— Start SOURCE RECORDS —

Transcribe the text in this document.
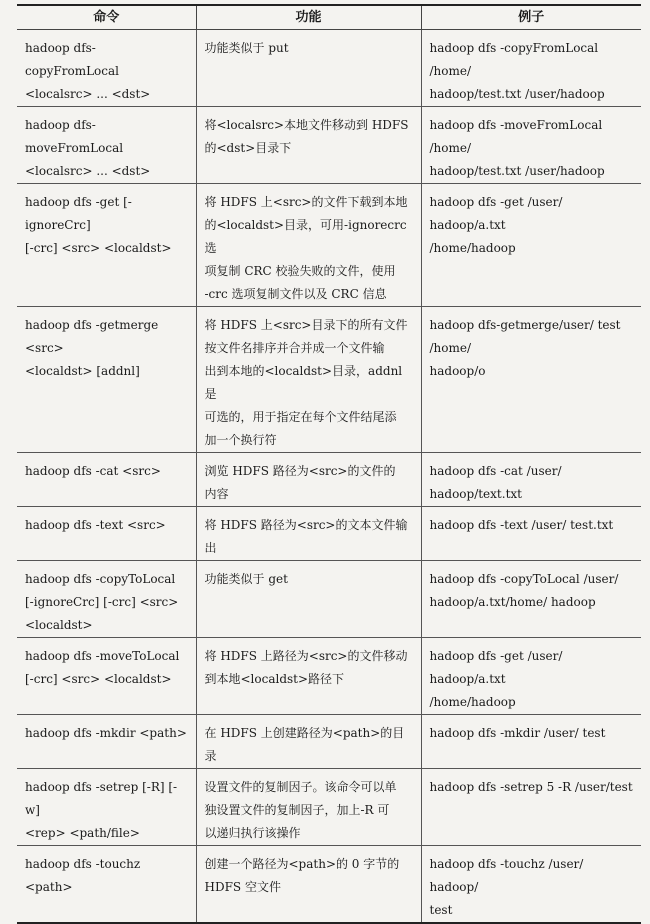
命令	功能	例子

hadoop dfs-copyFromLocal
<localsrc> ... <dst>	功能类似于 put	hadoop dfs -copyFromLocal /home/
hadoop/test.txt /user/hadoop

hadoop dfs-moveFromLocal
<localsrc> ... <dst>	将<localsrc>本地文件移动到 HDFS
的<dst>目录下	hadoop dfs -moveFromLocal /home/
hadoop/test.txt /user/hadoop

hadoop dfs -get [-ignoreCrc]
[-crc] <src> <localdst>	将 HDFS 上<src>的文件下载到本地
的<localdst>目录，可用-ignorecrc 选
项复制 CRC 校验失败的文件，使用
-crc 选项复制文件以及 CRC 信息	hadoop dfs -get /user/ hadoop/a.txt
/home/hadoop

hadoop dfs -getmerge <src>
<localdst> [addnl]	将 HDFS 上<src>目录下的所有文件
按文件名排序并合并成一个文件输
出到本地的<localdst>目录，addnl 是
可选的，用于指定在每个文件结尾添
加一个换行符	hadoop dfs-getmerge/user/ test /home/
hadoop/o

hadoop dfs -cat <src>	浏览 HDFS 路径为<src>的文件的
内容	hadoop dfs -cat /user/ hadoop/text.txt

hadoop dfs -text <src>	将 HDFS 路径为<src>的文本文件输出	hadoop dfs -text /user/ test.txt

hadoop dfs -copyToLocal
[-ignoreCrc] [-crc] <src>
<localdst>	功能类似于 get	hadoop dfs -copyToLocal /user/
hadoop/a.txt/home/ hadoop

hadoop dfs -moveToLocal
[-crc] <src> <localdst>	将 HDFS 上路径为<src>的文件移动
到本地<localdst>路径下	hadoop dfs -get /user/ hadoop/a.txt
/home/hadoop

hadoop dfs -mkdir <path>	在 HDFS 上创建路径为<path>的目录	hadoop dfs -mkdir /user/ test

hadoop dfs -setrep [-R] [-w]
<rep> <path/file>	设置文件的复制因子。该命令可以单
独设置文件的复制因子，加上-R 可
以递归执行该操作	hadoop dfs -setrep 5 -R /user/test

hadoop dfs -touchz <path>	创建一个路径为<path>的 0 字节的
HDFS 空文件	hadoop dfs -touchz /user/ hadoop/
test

— End SOURCE RECORDS —
— Start SOURCE RECORDS —

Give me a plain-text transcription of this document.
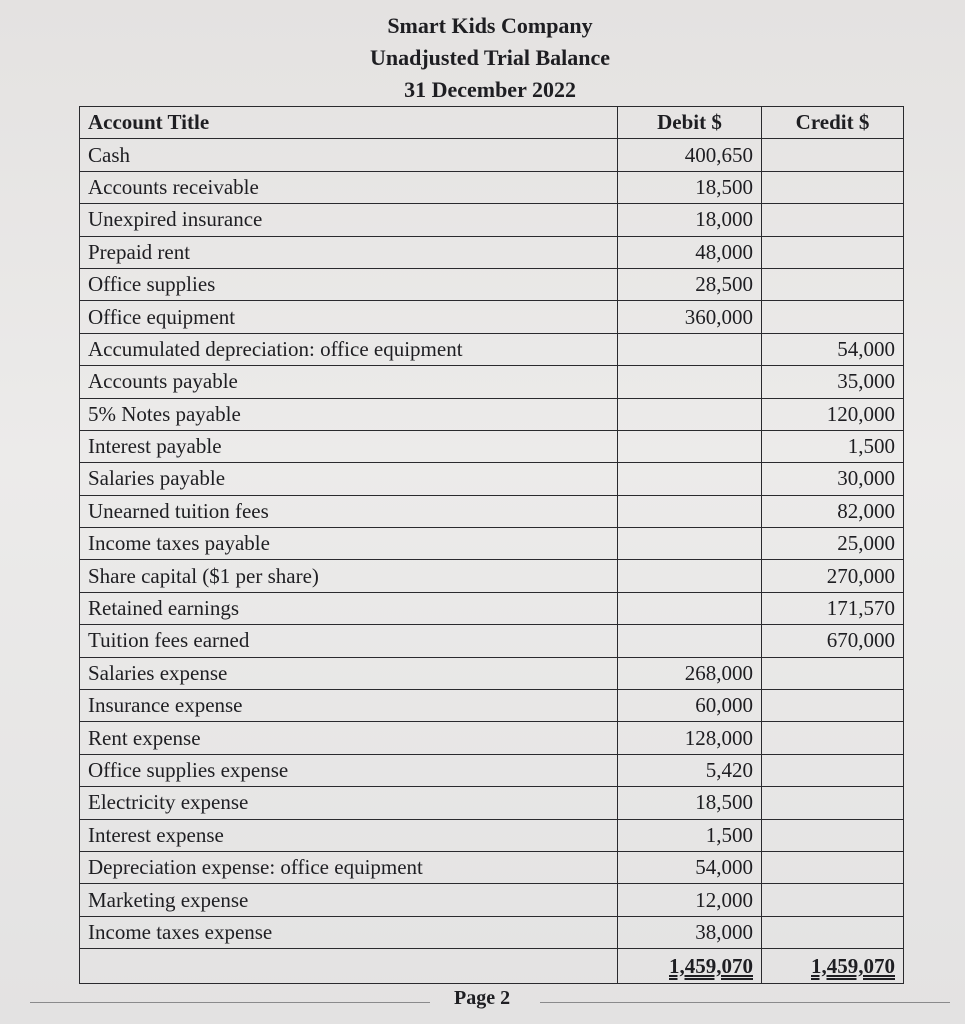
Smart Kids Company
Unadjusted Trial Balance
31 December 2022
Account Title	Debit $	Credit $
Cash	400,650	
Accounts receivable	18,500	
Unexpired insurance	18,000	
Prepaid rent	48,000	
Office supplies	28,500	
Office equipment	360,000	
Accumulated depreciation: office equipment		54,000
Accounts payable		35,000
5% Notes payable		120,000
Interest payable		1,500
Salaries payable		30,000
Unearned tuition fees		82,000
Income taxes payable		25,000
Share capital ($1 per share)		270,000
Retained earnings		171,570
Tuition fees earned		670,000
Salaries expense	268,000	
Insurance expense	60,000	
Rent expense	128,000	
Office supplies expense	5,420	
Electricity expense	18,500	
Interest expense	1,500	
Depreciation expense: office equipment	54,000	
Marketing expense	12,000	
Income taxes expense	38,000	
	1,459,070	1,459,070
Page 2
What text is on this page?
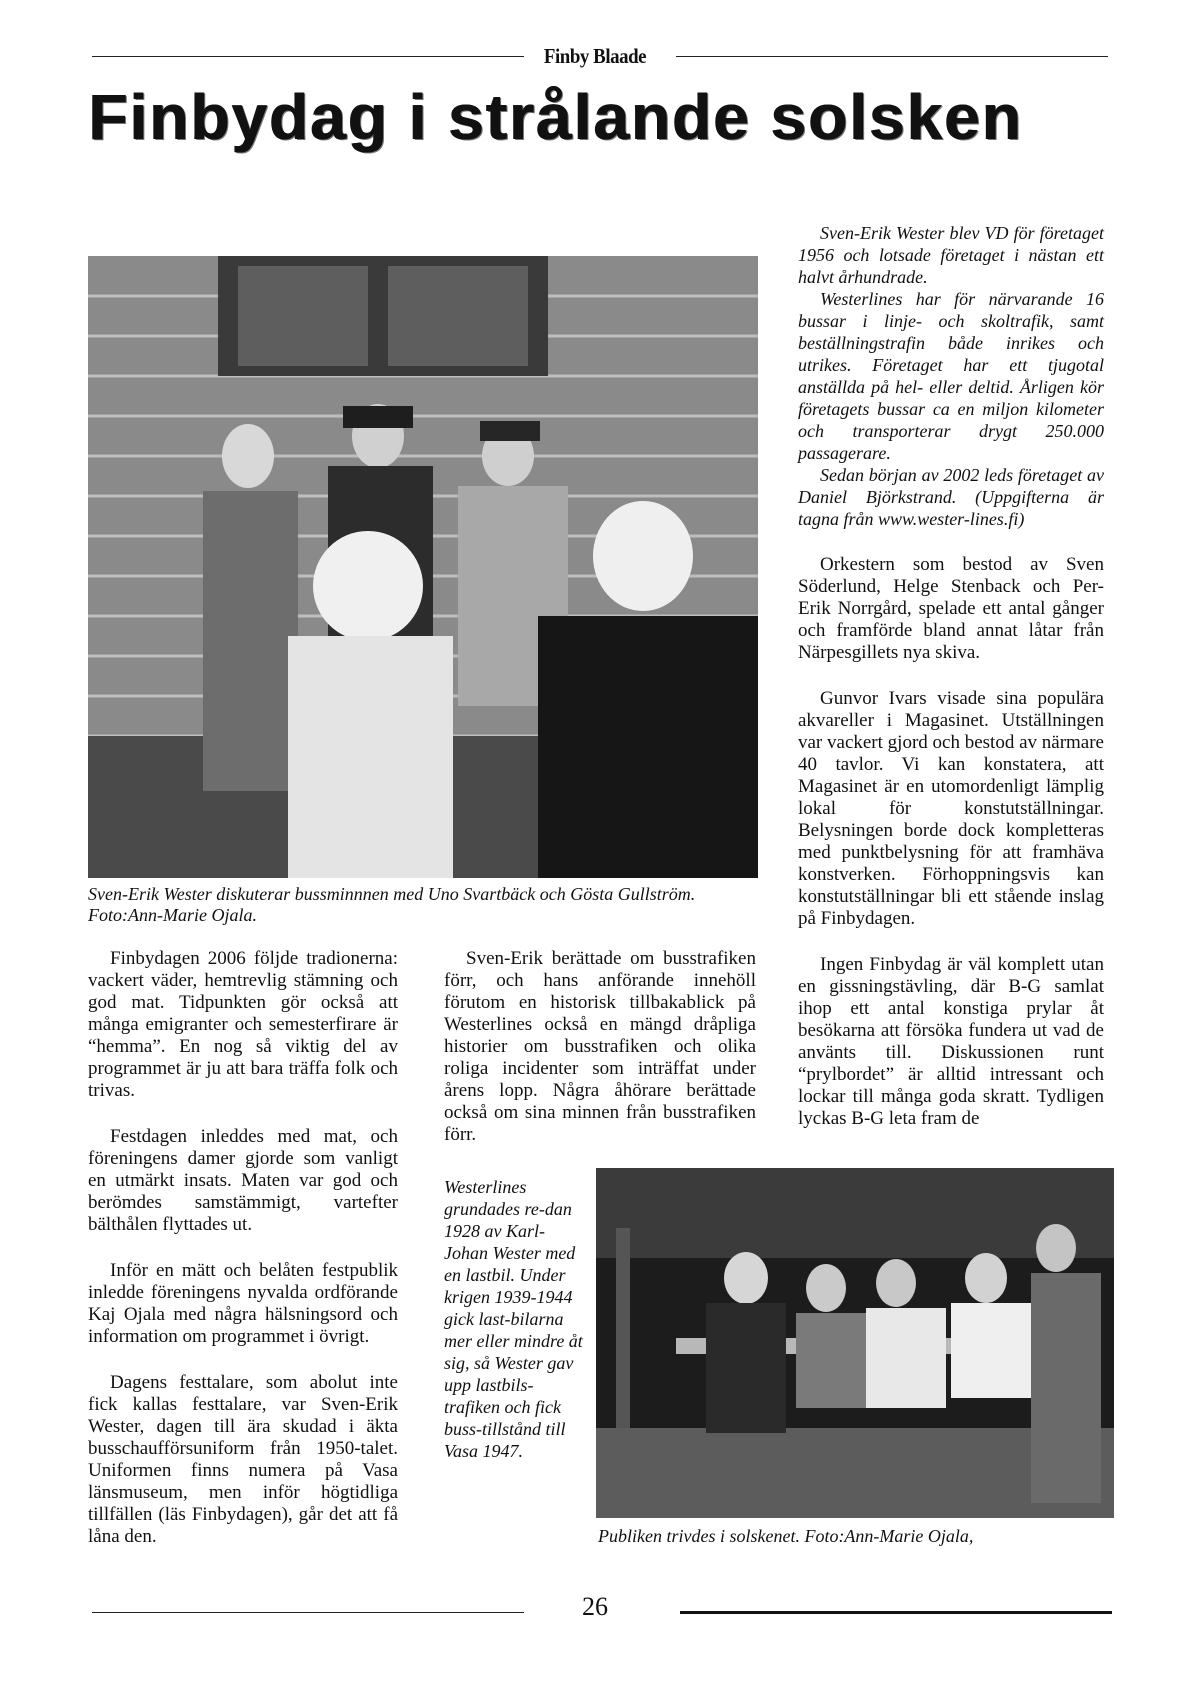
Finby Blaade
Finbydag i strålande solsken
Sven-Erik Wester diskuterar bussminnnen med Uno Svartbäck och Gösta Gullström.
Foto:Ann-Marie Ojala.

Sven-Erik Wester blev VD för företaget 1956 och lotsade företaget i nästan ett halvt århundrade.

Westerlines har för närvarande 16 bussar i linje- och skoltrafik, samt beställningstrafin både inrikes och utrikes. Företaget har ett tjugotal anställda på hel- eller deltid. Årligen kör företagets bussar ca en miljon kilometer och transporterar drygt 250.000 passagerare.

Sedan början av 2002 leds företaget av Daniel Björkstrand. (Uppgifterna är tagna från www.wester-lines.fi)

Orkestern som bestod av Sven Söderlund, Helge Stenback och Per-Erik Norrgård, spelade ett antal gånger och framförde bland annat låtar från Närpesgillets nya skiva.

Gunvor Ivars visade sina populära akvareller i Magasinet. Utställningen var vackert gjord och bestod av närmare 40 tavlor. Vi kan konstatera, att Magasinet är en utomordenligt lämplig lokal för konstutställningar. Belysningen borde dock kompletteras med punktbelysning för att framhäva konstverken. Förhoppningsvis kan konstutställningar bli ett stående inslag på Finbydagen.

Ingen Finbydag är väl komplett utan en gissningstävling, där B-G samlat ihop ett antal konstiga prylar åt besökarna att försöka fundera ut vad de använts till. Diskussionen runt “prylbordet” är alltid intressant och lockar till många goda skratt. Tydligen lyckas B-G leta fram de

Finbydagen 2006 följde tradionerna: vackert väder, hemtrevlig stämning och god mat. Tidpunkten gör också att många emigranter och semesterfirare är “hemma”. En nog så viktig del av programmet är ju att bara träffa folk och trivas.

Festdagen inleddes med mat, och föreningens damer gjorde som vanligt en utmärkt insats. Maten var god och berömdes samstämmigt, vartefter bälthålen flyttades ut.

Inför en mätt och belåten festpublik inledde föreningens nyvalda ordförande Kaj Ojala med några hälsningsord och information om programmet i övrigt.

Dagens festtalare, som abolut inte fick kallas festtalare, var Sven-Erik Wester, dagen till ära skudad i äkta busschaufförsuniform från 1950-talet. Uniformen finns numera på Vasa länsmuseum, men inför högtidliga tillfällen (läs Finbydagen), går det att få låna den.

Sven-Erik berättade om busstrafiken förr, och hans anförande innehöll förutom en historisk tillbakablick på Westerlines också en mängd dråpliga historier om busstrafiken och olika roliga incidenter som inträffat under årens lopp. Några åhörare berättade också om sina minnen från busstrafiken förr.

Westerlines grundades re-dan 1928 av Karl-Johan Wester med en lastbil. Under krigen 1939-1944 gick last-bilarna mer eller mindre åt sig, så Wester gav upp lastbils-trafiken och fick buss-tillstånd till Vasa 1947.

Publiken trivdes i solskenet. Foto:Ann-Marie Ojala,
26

— End SOURCE RECORDS —
— Start SOURCE RECORDS —

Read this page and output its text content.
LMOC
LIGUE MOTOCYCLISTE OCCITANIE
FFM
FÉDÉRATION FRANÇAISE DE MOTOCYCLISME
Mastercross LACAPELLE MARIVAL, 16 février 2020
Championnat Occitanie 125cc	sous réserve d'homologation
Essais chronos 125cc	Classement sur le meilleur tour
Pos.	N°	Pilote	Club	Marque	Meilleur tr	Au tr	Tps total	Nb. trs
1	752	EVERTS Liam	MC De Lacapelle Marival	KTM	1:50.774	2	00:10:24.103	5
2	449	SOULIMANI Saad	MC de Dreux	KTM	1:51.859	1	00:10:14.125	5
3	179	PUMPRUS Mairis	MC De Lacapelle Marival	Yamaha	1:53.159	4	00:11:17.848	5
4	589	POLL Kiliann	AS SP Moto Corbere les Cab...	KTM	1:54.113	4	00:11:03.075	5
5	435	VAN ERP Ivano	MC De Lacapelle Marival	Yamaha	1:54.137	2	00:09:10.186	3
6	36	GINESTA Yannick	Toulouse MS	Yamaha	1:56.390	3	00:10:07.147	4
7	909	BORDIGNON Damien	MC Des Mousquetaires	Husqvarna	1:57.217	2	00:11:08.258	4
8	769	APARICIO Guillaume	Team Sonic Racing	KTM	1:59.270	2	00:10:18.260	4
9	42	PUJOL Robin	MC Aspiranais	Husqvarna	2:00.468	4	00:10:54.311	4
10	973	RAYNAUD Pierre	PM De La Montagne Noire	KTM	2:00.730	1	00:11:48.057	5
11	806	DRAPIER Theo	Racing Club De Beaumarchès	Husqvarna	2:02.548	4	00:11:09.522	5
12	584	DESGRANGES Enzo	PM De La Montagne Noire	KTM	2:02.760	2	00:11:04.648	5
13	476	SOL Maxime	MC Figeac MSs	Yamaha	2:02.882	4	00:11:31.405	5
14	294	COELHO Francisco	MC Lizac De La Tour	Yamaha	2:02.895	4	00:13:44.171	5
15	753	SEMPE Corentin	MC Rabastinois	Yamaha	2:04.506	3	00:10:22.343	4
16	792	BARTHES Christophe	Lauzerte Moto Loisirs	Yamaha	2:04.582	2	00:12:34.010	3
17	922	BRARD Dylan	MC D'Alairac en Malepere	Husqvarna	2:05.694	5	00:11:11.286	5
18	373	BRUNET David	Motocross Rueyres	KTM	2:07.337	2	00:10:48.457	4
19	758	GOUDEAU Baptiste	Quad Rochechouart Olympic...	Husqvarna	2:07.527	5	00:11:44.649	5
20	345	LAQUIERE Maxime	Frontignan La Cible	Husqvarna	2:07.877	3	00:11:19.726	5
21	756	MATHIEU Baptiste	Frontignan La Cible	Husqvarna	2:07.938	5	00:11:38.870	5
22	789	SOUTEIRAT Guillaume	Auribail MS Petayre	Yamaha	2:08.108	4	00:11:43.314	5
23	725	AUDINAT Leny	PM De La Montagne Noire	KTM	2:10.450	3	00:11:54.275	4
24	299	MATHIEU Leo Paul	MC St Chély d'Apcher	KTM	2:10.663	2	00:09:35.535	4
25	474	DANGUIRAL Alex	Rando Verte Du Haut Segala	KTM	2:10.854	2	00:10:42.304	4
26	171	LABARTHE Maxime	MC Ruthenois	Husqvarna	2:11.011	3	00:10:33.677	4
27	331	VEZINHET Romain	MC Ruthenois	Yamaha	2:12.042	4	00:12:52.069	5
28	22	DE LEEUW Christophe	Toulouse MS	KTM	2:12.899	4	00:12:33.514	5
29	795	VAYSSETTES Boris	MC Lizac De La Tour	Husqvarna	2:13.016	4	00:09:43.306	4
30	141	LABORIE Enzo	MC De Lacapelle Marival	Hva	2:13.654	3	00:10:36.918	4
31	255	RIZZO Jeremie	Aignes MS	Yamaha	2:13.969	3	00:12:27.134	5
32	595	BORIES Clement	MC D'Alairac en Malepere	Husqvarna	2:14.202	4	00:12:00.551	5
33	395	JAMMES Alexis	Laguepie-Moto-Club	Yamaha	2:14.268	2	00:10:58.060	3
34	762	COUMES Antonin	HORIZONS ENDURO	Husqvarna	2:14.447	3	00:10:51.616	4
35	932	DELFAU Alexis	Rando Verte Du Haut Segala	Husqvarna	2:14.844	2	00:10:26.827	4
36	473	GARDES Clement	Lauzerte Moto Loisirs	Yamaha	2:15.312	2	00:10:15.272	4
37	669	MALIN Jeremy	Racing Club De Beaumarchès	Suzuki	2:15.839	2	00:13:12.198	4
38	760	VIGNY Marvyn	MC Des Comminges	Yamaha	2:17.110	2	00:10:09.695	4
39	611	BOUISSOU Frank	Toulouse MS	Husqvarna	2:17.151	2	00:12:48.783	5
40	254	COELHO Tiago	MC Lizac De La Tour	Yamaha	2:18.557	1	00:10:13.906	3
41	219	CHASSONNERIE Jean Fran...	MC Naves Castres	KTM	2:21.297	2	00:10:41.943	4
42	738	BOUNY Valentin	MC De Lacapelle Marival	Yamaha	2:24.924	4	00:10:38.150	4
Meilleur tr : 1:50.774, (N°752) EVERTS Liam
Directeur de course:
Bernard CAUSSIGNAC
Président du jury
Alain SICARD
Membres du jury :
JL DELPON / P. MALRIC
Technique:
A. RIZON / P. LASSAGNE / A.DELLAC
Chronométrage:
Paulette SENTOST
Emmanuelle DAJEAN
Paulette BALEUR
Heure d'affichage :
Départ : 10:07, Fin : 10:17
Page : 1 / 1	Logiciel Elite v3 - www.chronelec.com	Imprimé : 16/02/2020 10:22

— End SOURCE RECORDS —

• **GIVEN REQUEST**: Only lines with "touchz" are wanted here; list each of them.

• **EXERCISE ANSWER**:
hadoop dfs -touchz <path>	创建一个路径为<path>的 0 字节的
HDFS 空文件	hadoop dfs -touchz /user/ hadoop/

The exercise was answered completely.